[Description of the task]
Find every line below that contains the word "title" and copy it out.

(Dataset rows about figures)

━━━━

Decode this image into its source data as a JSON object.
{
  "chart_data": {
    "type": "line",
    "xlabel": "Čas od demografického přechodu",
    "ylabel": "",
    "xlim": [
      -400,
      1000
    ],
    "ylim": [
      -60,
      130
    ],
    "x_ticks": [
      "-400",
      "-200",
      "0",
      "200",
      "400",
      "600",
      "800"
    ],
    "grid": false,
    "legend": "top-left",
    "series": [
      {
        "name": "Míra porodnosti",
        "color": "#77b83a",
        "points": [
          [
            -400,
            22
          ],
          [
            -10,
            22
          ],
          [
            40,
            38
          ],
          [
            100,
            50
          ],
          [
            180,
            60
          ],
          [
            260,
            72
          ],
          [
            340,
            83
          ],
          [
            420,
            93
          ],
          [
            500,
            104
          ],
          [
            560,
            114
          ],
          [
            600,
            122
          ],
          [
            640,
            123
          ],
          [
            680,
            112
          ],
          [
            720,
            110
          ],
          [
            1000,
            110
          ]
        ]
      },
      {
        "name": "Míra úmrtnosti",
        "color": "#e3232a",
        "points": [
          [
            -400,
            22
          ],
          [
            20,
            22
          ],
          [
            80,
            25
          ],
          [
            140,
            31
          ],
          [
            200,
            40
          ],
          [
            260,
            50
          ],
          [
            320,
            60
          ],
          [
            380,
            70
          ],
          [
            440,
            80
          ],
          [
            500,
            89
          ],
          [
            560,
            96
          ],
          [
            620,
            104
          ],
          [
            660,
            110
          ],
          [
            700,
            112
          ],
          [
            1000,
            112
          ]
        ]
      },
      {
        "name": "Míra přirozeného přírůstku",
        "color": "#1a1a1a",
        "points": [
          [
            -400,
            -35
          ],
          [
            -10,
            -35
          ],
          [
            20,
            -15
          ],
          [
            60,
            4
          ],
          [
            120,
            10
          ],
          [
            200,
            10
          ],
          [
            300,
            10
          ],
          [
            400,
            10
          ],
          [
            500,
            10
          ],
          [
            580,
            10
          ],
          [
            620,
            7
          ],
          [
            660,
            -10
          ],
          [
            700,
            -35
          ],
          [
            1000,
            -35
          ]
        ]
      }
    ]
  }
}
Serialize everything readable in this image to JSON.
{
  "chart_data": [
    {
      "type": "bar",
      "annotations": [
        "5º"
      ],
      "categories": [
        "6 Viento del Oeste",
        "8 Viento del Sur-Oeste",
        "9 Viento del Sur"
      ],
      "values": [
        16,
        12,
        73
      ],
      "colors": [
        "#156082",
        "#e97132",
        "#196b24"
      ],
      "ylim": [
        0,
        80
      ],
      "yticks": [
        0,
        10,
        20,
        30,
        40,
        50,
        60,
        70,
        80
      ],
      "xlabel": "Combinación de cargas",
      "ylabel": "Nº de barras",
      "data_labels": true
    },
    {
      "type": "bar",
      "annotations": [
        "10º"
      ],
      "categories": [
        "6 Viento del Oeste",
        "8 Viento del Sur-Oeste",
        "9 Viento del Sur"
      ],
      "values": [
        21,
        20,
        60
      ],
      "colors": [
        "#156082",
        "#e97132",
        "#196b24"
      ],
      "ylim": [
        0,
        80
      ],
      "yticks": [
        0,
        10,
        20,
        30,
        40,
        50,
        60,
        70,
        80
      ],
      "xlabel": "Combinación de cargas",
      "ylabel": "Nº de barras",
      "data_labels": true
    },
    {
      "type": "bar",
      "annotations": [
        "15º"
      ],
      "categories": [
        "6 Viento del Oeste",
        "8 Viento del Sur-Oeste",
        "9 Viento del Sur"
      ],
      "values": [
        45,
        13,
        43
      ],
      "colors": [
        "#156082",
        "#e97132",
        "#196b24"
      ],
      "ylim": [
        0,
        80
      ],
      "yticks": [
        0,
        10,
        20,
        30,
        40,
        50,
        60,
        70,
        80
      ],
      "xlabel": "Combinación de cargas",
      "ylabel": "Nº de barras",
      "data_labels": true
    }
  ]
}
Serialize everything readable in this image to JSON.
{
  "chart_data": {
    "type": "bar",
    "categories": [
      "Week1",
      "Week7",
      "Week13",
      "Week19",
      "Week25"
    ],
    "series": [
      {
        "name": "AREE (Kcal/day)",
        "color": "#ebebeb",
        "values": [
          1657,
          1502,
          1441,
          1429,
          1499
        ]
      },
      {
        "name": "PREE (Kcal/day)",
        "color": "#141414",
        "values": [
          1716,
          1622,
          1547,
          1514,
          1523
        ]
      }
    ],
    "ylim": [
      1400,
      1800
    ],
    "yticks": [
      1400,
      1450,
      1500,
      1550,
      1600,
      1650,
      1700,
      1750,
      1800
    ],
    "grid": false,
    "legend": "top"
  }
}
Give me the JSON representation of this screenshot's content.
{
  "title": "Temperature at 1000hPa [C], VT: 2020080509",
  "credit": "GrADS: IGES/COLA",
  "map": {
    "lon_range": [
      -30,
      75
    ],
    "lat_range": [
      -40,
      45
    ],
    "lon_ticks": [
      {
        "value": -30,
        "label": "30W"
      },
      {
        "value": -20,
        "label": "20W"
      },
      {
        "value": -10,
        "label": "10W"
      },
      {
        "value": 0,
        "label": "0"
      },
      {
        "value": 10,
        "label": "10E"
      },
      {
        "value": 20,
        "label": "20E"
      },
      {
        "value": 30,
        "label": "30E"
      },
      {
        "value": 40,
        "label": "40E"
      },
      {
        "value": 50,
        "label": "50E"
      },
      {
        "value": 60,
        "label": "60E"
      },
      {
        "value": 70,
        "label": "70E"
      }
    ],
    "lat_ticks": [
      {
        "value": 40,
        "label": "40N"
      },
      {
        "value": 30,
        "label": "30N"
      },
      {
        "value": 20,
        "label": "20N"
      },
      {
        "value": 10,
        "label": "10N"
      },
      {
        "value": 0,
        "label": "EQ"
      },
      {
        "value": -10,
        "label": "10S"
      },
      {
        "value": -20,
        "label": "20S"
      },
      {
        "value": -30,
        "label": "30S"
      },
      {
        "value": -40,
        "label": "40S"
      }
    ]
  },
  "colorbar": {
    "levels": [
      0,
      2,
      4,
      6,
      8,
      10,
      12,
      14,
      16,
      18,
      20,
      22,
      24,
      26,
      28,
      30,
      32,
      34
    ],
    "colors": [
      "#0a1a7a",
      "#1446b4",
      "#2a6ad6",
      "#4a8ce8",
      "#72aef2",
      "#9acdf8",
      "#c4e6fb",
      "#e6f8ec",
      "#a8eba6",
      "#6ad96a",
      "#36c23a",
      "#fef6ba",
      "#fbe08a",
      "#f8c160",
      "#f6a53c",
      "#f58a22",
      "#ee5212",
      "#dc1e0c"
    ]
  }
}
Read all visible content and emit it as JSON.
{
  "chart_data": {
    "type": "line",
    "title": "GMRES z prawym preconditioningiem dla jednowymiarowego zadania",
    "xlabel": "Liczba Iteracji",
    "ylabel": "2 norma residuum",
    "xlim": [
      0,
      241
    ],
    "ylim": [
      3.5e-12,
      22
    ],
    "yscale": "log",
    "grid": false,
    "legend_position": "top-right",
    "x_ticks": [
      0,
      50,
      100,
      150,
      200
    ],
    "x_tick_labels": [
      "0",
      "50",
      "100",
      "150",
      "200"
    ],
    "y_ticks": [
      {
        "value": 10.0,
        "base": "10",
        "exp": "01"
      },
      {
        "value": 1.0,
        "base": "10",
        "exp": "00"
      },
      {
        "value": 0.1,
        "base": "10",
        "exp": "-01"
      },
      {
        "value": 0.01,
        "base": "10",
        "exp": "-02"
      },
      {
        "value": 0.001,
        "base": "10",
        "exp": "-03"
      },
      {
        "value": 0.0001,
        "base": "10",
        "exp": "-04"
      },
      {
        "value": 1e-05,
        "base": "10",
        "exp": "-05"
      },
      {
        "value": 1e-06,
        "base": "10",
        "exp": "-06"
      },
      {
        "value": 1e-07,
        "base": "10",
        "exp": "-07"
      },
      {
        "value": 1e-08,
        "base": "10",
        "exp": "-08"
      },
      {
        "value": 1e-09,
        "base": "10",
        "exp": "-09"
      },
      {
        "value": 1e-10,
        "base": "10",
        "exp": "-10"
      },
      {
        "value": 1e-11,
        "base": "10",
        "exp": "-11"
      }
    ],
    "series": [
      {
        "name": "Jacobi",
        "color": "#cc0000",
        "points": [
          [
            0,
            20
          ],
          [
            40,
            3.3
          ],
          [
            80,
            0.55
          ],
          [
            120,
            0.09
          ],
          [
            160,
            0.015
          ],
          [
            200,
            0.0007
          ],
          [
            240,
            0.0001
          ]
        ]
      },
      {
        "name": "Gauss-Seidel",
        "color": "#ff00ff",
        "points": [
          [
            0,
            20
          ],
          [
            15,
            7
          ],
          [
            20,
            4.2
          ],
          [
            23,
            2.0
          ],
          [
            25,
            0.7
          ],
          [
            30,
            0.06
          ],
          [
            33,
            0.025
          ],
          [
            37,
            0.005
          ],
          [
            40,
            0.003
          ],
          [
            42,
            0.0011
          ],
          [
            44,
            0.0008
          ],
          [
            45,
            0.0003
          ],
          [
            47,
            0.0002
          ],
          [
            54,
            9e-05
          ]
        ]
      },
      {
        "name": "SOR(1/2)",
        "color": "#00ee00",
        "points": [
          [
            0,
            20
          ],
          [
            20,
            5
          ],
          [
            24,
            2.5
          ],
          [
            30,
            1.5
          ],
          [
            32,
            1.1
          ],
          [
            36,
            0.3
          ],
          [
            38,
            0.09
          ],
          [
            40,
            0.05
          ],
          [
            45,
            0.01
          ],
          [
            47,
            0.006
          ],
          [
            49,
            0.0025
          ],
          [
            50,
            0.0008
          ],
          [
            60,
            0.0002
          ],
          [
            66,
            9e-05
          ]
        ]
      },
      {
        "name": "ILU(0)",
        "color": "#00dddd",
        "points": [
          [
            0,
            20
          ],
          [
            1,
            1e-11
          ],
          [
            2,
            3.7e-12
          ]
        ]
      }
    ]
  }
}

━━━━

[Solution below]
  "title": "Temperature at 1000hPa [C], VT: 2020080509",
    "title": "GMRES z prawym preconditioningiem dla jednowymiarowego zadania",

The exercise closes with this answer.